What to do
Will you transcribe the entries that follow, exactly and in full?
○ ○ ○ ○
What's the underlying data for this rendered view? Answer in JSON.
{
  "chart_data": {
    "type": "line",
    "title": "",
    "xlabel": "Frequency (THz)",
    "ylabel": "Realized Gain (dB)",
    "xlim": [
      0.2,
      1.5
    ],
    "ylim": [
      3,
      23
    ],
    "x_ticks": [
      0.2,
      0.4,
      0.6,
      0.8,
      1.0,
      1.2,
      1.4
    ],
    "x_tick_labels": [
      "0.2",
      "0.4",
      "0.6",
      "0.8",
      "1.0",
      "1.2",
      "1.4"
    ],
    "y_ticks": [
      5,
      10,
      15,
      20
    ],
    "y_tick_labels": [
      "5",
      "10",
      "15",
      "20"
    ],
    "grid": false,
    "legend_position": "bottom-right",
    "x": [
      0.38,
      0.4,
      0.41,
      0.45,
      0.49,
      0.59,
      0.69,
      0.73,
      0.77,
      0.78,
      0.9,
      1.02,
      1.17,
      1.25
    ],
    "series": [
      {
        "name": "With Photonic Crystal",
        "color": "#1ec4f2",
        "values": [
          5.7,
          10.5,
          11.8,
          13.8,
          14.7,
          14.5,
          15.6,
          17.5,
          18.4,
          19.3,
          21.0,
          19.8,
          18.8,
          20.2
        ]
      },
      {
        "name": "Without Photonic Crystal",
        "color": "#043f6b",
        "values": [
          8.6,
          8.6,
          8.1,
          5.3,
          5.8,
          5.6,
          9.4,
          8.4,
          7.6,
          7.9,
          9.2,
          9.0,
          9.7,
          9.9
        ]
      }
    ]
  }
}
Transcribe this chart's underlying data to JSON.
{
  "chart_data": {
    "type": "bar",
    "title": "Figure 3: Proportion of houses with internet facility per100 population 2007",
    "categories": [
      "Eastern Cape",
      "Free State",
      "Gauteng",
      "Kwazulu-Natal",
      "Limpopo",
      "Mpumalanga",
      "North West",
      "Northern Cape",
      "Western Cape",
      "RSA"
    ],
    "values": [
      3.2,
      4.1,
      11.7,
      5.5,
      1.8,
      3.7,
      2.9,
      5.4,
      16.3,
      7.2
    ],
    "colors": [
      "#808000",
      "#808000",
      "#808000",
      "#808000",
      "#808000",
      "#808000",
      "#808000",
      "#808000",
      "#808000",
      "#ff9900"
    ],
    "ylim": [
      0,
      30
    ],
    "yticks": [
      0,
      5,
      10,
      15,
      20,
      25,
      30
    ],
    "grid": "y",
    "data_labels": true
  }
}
○ ○ ○ ○
Result of this task
What's the underlying data for this rendered view? Answer in JSON.
{
  "chart_data": {
    "type": "line",
    "title": "",
    "xlabel": "Frequency (THz)",
    "ylabel": "Realized Gain (dB)",
    "xlim": [
      0.2,
      1.5
    ],
    "ylim": [
      3,
      23
    ],
    "x_ticks": [
      0.2,
      0.4,
      0.6,
      0.8,
      1.0,
      1.2,
      1.4
    ],
    "x_tick_labels": [
      "0.2",
      "0.4",
      "0.6",
      "0.8",
      "1.0",
      "1.2",
      "1.4"
    ],
    "y_ticks": [
      5,
      10,
      15,
      20
    ],
    "y_tick_labels": [
      "5",
      "10",
      "15",
      "20"
    ],
    "grid": false,
    "legend_position": "bottom-right",
    "x": [
      0.38,
      0.4,
      0.41,
      0.45,
      0.49,
      0.59,
      0.69,
      0.73,
      0.77,
      0.78,
      0.9,
      1.02,
      1.17,
      1.25
    ],
    "series": [
      {
        "name": "With Photonic Crystal",
        "color": "#1ec4f2",
        "values": [
          5.7,
          10.5,
          11.8,
          13.8,
          14.7,
          14.5,
          15.6,
          17.5,
          18.4,
          19.3,
          21.0,
          19.8,
          18.8,
          20.2
        ]
      },
      {
        "name": "Without Photonic Crystal",
        "color": "#043f6b",
        "values": [
          8.6,
          8.6,
          8.1,
          5.3,
          5.8,
          5.6,
          9.4,
          8.4,
          7.6,
          7.9,
          9.2,
          9.0,
          9.7,
          9.9
        ]
      }
    ]
  }
}
Transcribe this chart's underlying data to JSON.
{
  "chart_data": {
    "type": "bar",
    "title": "Figure 3: Proportion of houses with internet facility per100 population 2007",
    "categories": [
      "Eastern Cape",
      "Free State",
      "Gauteng",
      "Kwazulu-Natal",
      "Limpopo",
      "Mpumalanga",
      "North West",
      "Northern Cape",
      "Western Cape",
      "RSA"
    ],
    "values": [
      3.2,
      4.1,
      11.7,
      5.5,
      1.8,
      3.7,
      2.9,
      5.4,
      16.3,
      7.2
    ],
    "colors": [
      "#808000",
      "#808000",
      "#808000",
      "#808000",
      "#808000",
      "#808000",
      "#808000",
      "#808000",
      "#808000",
      "#ff9900"
    ],
    "ylim": [
      0,
      30
    ],
    "yticks": [
      0,
      5,
      10,
      15,
      20,
      25,
      30
    ],
    "grid": "y",
    "data_labels": true
  }
}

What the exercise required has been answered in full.